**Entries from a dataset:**
○ ○ ○ ○ ○

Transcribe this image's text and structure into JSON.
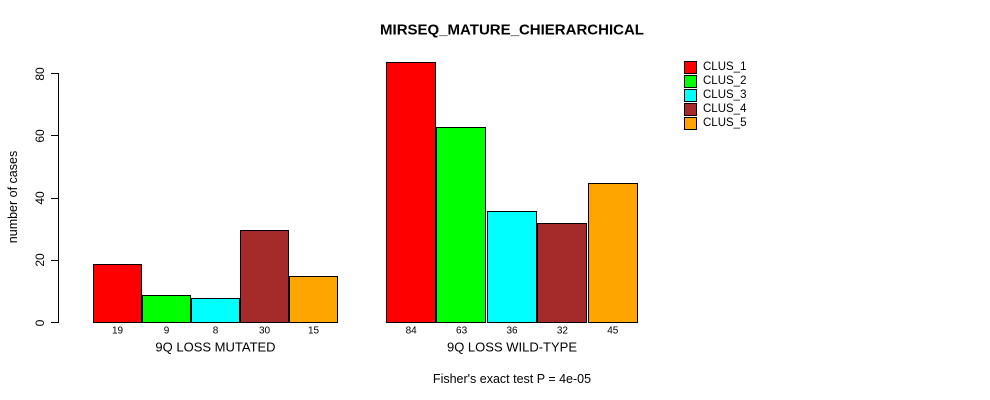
{
  "chart_data": {
    "type": "bar",
    "title": "MIRSEQ_MATURE_CHIERARCHICAL",
    "ylabel": "number of cases",
    "xlabel": "",
    "categories": [
      "9Q LOSS MUTATED",
      "9Q LOSS WILD-TYPE"
    ],
    "series": [
      {
        "name": "CLUS_1",
        "color": "#FF0000",
        "values": [
          19,
          84
        ]
      },
      {
        "name": "CLUS_2",
        "color": "#00FF00",
        "values": [
          9,
          63
        ]
      },
      {
        "name": "CLUS_3",
        "color": "#00FFFF",
        "values": [
          8,
          36
        ]
      },
      {
        "name": "CLUS_4",
        "color": "#A52A2A",
        "values": [
          30,
          32
        ]
      },
      {
        "name": "CLUS_5",
        "color": "#FFA500",
        "values": [
          15,
          45
        ]
      }
    ],
    "yticks": [
      0,
      20,
      40,
      60,
      80
    ],
    "ylim": [
      0,
      84
    ],
    "grid": false,
    "bar_value_labels": true,
    "legend_position": "top-right",
    "annotation": "Fisher's exact test P = 4e-05",
    "axis_color": "#000000",
    "background_color": "#FFFFFF"
  }
}
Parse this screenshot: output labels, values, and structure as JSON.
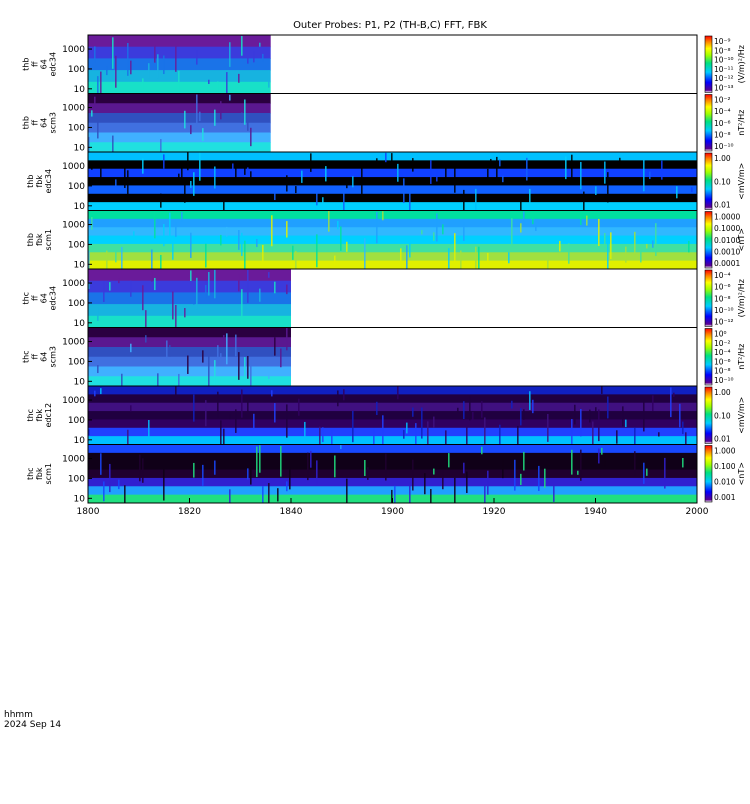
{
  "chart_data": {
    "type": "heatmap",
    "title": "Outer Probes: P1, P2 (TH-B,C) FFT, FBK",
    "x_axis": {
      "range": [
        1800,
        2000
      ],
      "ticks": [
        "1800",
        "1820",
        "1840",
        "1900",
        "1920",
        "1940",
        "2000"
      ],
      "tick_values": [
        0,
        20,
        40,
        60,
        80,
        100,
        120
      ]
    },
    "footer": {
      "line1": "hhmm",
      "line2": "2024 Sep 14"
    },
    "panels": [
      {
        "id": "p1",
        "ylabel": [
          "thb",
          "ff",
          "64",
          "edc34"
        ],
        "yticks": [
          "1000",
          "100",
          "10"
        ],
        "cbar_label": "(V/m)²/Hz",
        "cbar_ticks": [
          "10⁻⁹",
          "10⁻⁸",
          "10⁻¹⁰",
          "10⁻¹¹",
          "10⁻¹²",
          "10⁻¹³"
        ],
        "data_end_minute": 36,
        "style": "fft_e"
      },
      {
        "id": "p2",
        "ylabel": [
          "thb",
          "ff",
          "64",
          "scm3"
        ],
        "yticks": [
          "1000",
          "100",
          "10"
        ],
        "cbar_label": "nT²/Hz",
        "cbar_ticks": [
          "10⁻²",
          "10⁻⁴",
          "10⁻⁶",
          "10⁻⁸",
          "10⁻¹⁰"
        ],
        "data_end_minute": 36,
        "style": "fft_b"
      },
      {
        "id": "p3",
        "ylabel": [
          "thb",
          "fbk",
          "edc34"
        ],
        "yticks": [
          "1000",
          "100",
          "10"
        ],
        "cbar_label": "<mV/m>",
        "cbar_ticks": [
          "1.00",
          "0.10",
          "0.01"
        ],
        "data_end_minute": 120,
        "style": "fbk_e"
      },
      {
        "id": "p4",
        "ylabel": [
          "thb",
          "fbk",
          "scm1"
        ],
        "yticks": [
          "1000",
          "100",
          "10"
        ],
        "cbar_label": "<nT>",
        "cbar_ticks": [
          "1.0000",
          "0.1000",
          "0.0100",
          "0.0010",
          "0.0001"
        ],
        "data_end_minute": 120,
        "style": "fbk_b"
      },
      {
        "id": "p5",
        "ylabel": [
          "thc",
          "ff",
          "64",
          "edc34"
        ],
        "yticks": [
          "1000",
          "100",
          "10"
        ],
        "cbar_label": "(V/m)²/Hz",
        "cbar_ticks": [
          "10⁻⁴",
          "10⁻⁶",
          "10⁻⁸",
          "10⁻¹⁰",
          "10⁻¹²"
        ],
        "data_end_minute": 40,
        "style": "fft_e"
      },
      {
        "id": "p6",
        "ylabel": [
          "thc",
          "ff",
          "64",
          "scm3"
        ],
        "yticks": [
          "1000",
          "100",
          "10"
        ],
        "cbar_label": "nT²/Hz",
        "cbar_ticks": [
          "10⁰",
          "10⁻²",
          "10⁻⁴",
          "10⁻⁶",
          "10⁻⁸",
          "10⁻¹⁰"
        ],
        "data_end_minute": 40,
        "style": "fft_b"
      },
      {
        "id": "p7",
        "ylabel": [
          "thc",
          "fbk",
          "edc12"
        ],
        "yticks": [
          "1000",
          "100",
          "10"
        ],
        "cbar_label": "<mV/m>",
        "cbar_ticks": [
          "1.00",
          "0.10",
          "0.01"
        ],
        "data_end_minute": 120,
        "style": "fbk_e2"
      },
      {
        "id": "p8",
        "ylabel": [
          "thc",
          "fbk",
          "scm1"
        ],
        "yticks": [
          "1000",
          "100",
          "10"
        ],
        "cbar_label": "<nT>",
        "cbar_ticks": [
          "1.000",
          "0.100",
          "0.010",
          "0.001"
        ],
        "data_end_minute": 120,
        "style": "fbk_b2"
      }
    ]
  }
}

○ ○ ○ ○ ○

**SHORT EXERCISE:**
Quote all the records verbatim, dropping any pictures from your copy.

**TASK RESPONSE:**
Transcribe this image's text and structure into JSON.
{
  "chart_data": {
    "type": "bar",
    "title": "MIRSEQ_MATURE_CHIERARCHICAL",
    "ylabel": "number of cases",
    "xlabel": "",
    "categories": [
      "9Q LOSS MUTATED",
      "9Q LOSS WILD-TYPE"
    ],
    "series": [
      {
        "name": "CLUS_1",
        "color": "#FF0000",
        "values": [
          19,
          84
        ]
      },
      {
        "name": "CLUS_2",
        "color": "#00FF00",
        "values": [
          9,
          63
        ]
      },
      {
        "name": "CLUS_3",
        "color": "#00FFFF",
        "values": [
          8,
          36
        ]
      },
      {
        "name": "CLUS_4",
        "color": "#A52A2A",
        "values": [
          30,
          32
        ]
      },
      {
        "name": "CLUS_5",
        "color": "#FFA500",
        "values": [
          15,
          45
        ]
      }
    ],
    "yticks": [
      0,
      20,
      40,
      60,
      80
    ],
    "ylim": [
      0,
      84
    ],
    "grid": false,
    "bar_value_labels": true,
    "legend_position": "top-right",
    "annotation": "Fisher's exact test P = 4e-05",
    "axis_color": "#000000",
    "background_color": "#FFFFFF"
  }
}
Parse this screenshot: output labels, values, and structure as JSON.
{
  "chart_data": {
    "type": "heatmap",
    "title": "Outer Probes: P1, P2 (TH-B,C) FFT, FBK",
    "x_axis": {
      "range": [
        1800,
        2000
      ],
      "ticks": [
        "1800",
        "1820",
        "1840",
        "1900",
        "1920",
        "1940",
        "2000"
      ],
      "tick_values": [
        0,
        20,
        40,
        60,
        80,
        100,
        120
      ]
    },
    "footer": {
      "line1": "hhmm",
      "line2": "2024 Sep 14"
    },
    "panels": [
      {
        "id": "p1",
        "ylabel": [
          "thb",
          "ff",
          "64",
          "edc34"
        ],
        "yticks": [
          "1000",
          "100",
          "10"
        ],
        "cbar_label": "(V/m)²/Hz",
        "cbar_ticks": [
          "10⁻⁹",
          "10⁻⁸",
          "10⁻¹⁰",
          "10⁻¹¹",
          "10⁻¹²",
          "10⁻¹³"
        ],
        "data_end_minute": 36,
        "style": "fft_e"
      },
      {
        "id": "p2",
        "ylabel": [
          "thb",
          "ff",
          "64",
          "scm3"
        ],
        "yticks": [
          "1000",
          "100",
          "10"
        ],
        "cbar_label": "nT²/Hz",
        "cbar_ticks": [
          "10⁻²",
          "10⁻⁴",
          "10⁻⁶",
          "10⁻⁸",
          "10⁻¹⁰"
        ],
        "data_end_minute": 36,
        "style": "fft_b"
      },
      {
        "id": "p3",
        "ylabel": [
          "thb",
          "fbk",
          "edc34"
        ],
        "yticks": [
          "1000",
          "100",
          "10"
        ],
        "cbar_label": "<mV/m>",
        "cbar_ticks": [
          "1.00",
          "0.10",
          "0.01"
        ],
        "data_end_minute": 120,
        "style": "fbk_e"
      },
      {
        "id": "p4",
        "ylabel": [
          "thb",
          "fbk",
          "scm1"
        ],
        "yticks": [
          "1000",
          "100",
          "10"
        ],
        "cbar_label": "<nT>",
        "cbar_ticks": [
          "1.0000",
          "0.1000",
          "0.0100",
          "0.0010",
          "0.0001"
        ],
        "data_end_minute": 120,
        "style": "fbk_b"
      },
      {
        "id": "p5",
        "ylabel": [
          "thc",
          "ff",
          "64",
          "edc34"
        ],
        "yticks": [
          "1000",
          "100",
          "10"
        ],
        "cbar_label": "(V/m)²/Hz",
        "cbar_ticks": [
          "10⁻⁴",
          "10⁻⁶",
          "10⁻⁸",
          "10⁻¹⁰",
          "10⁻¹²"
        ],
        "data_end_minute": 40,
        "style": "fft_e"
      },
      {
        "id": "p6",
        "ylabel": [
          "thc",
          "ff",
          "64",
          "scm3"
        ],
        "yticks": [
          "1000",
          "100",
          "10"
        ],
        "cbar_label": "nT²/Hz",
        "cbar_ticks": [
          "10⁰",
          "10⁻²",
          "10⁻⁴",
          "10⁻⁶",
          "10⁻⁸",
          "10⁻¹⁰"
        ],
        "data_end_minute": 40,
        "style": "fft_b"
      },
      {
        "id": "p7",
        "ylabel": [
          "thc",
          "fbk",
          "edc12"
        ],
        "yticks": [
          "1000",
          "100",
          "10"
        ],
        "cbar_label": "<mV/m>",
        "cbar_ticks": [
          "1.00",
          "0.10",
          "0.01"
        ],
        "data_end_minute": 120,
        "style": "fbk_e2"
      },
      {
        "id": "p8",
        "ylabel": [
          "thc",
          "fbk",
          "scm1"
        ],
        "yticks": [
          "1000",
          "100",
          "10"
        ],
        "cbar_label": "<nT>",
        "cbar_ticks": [
          "1.000",
          "0.100",
          "0.010",
          "0.001"
        ],
        "data_end_minute": 120,
        "style": "fbk_b2"
      }
    ]
  }
}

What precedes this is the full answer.